**What to do:** Look for the string "guiador" in every line, and copy each line that has it.
◇ ◇ ◇ ◇ ◇ ◇ ◇
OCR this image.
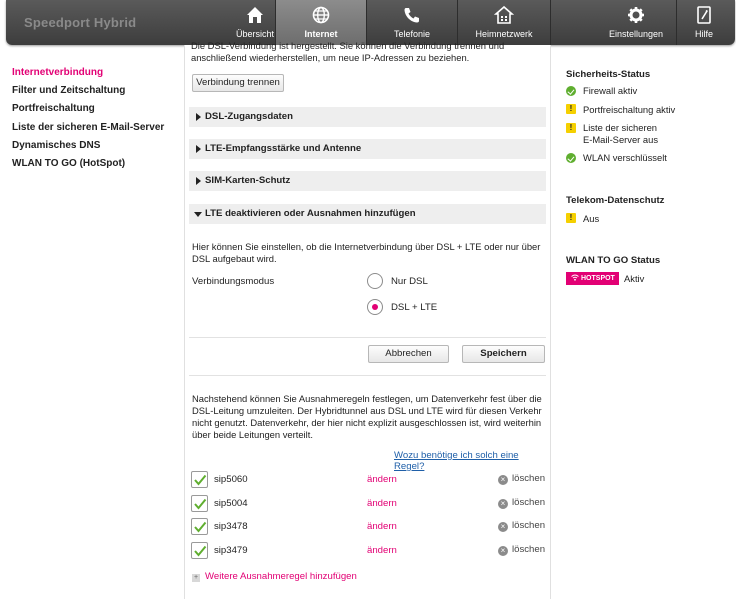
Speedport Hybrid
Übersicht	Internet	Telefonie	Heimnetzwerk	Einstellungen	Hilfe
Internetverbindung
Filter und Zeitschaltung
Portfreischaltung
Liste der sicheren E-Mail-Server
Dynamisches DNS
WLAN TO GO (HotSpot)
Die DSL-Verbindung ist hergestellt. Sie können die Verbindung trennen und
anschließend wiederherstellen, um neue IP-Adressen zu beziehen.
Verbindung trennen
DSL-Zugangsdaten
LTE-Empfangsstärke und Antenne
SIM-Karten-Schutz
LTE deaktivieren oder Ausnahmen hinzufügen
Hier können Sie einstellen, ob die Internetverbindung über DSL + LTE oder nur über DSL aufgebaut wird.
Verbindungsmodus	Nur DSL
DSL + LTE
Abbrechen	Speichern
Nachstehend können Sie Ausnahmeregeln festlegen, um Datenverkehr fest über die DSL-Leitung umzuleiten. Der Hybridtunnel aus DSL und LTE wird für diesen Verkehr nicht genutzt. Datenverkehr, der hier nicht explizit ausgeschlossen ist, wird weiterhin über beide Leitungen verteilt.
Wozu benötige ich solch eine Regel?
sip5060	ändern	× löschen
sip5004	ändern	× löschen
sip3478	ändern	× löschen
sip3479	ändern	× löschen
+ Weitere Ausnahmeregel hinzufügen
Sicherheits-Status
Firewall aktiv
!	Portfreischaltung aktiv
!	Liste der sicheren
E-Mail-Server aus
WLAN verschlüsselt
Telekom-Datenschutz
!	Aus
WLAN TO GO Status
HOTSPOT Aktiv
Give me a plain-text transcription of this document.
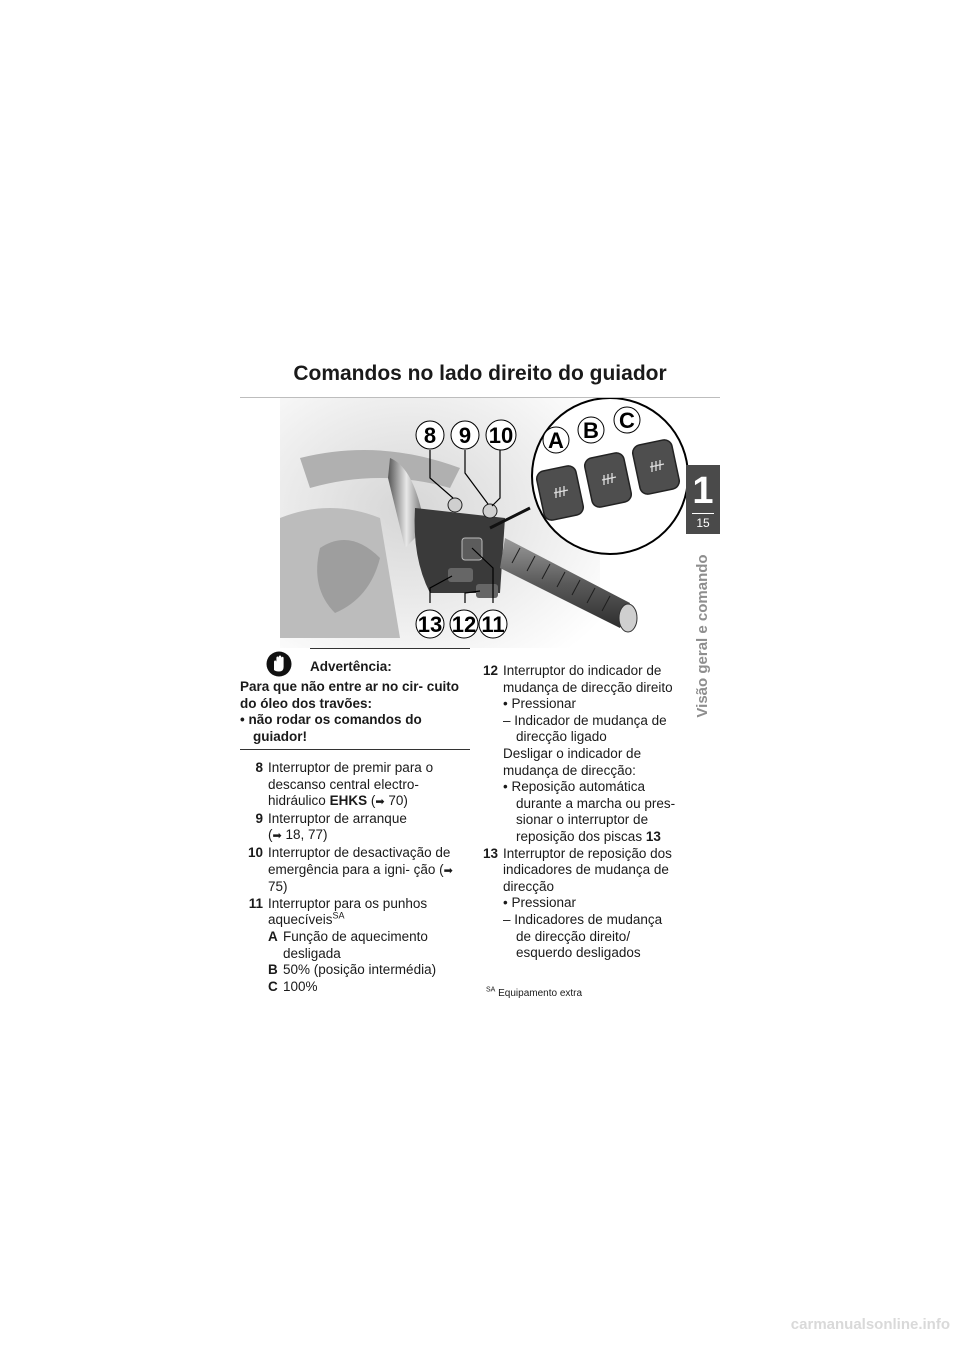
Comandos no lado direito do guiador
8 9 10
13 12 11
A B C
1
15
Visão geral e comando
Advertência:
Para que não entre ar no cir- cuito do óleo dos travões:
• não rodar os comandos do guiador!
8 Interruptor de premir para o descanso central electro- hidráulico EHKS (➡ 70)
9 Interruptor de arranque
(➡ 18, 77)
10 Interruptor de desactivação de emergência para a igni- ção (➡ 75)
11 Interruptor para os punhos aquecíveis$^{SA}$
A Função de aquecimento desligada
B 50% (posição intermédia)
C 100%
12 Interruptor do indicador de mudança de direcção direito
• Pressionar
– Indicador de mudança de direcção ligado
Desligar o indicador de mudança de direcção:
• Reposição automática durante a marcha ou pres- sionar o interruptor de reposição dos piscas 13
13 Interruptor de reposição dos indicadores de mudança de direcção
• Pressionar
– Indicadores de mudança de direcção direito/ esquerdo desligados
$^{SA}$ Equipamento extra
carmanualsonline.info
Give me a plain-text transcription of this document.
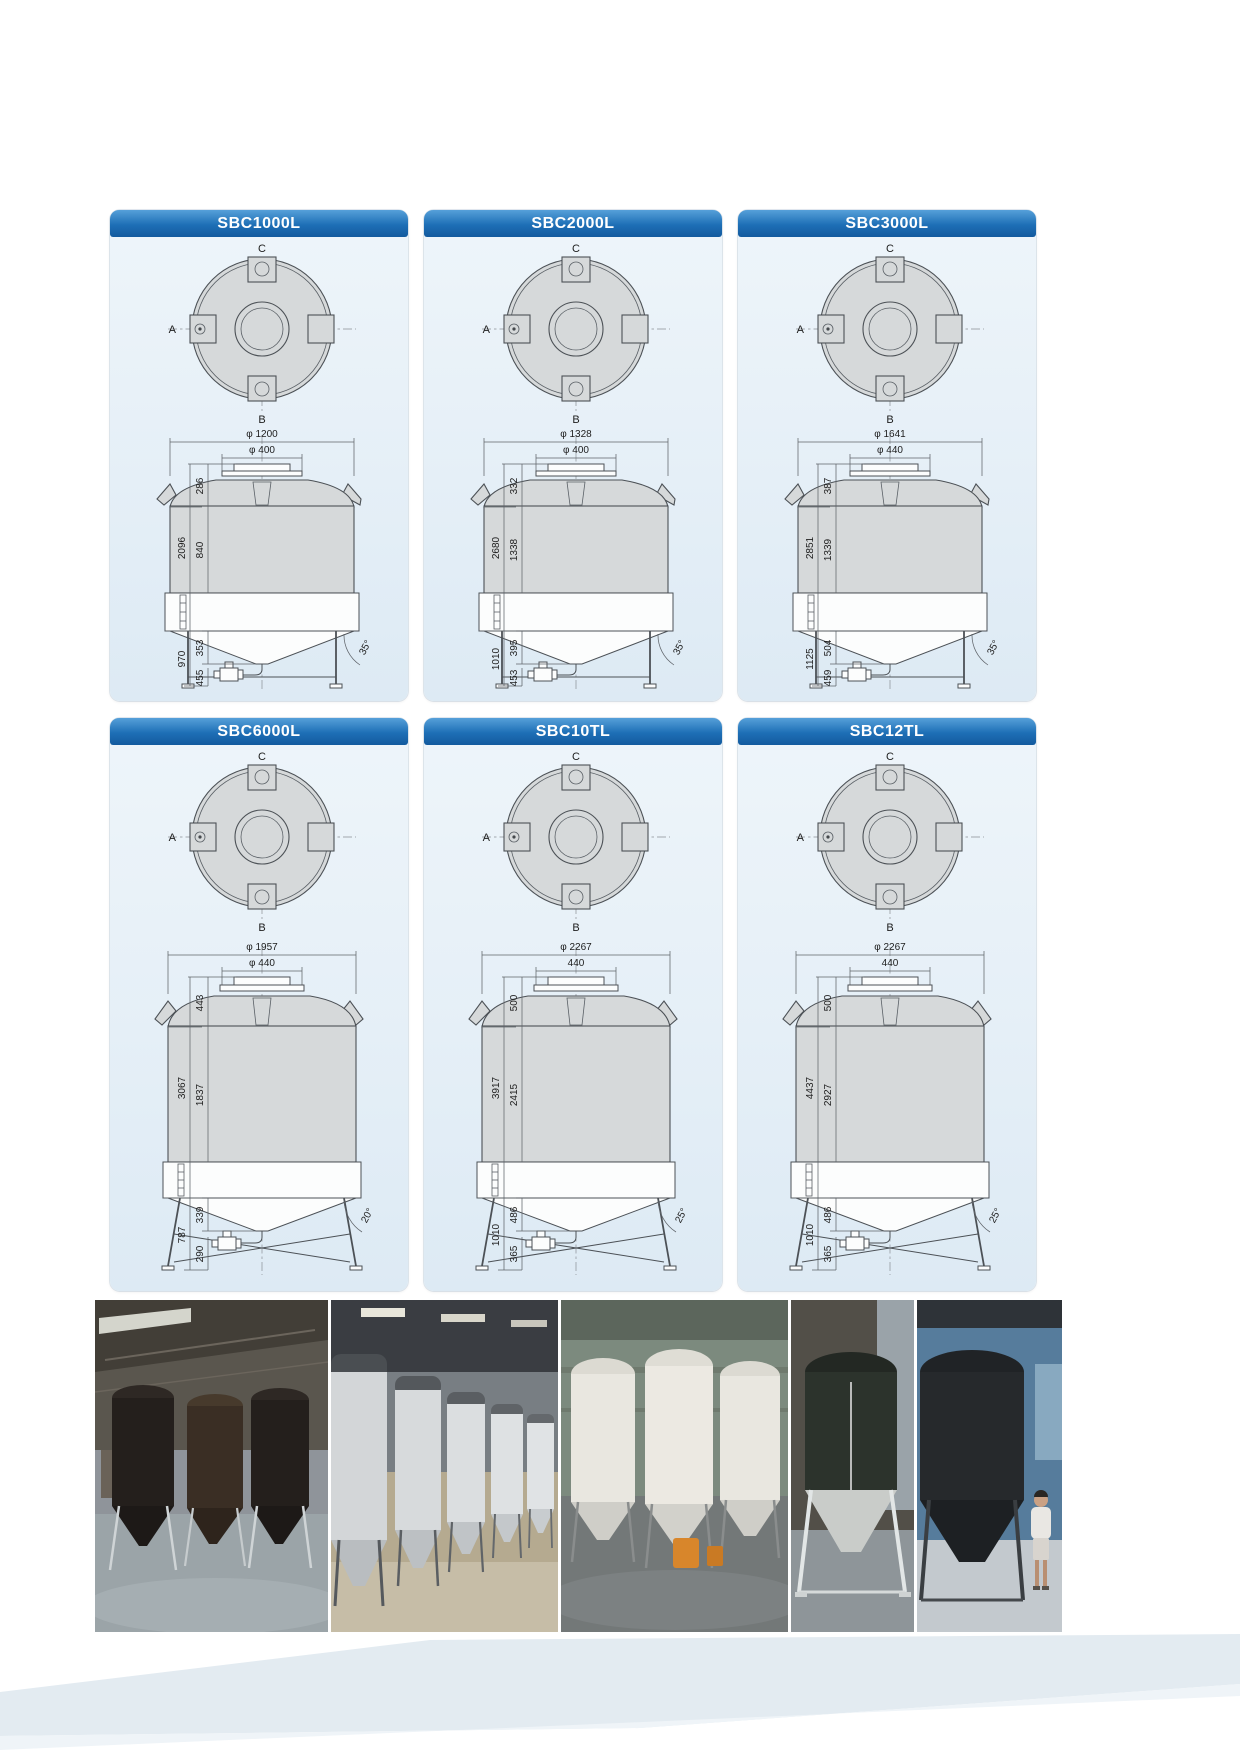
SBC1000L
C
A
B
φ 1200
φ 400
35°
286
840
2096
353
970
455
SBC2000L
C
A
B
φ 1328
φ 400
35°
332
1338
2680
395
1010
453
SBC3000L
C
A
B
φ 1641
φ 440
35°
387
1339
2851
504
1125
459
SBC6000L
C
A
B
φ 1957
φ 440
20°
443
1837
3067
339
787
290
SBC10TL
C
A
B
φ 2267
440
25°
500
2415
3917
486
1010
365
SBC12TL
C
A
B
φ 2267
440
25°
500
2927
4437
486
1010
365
◇ ◇ ◇ ◇ ◇ ◇ ◇
**Reply to the task:**
Comandos no lado direito do guiador
• não rodar os comandos do guiador!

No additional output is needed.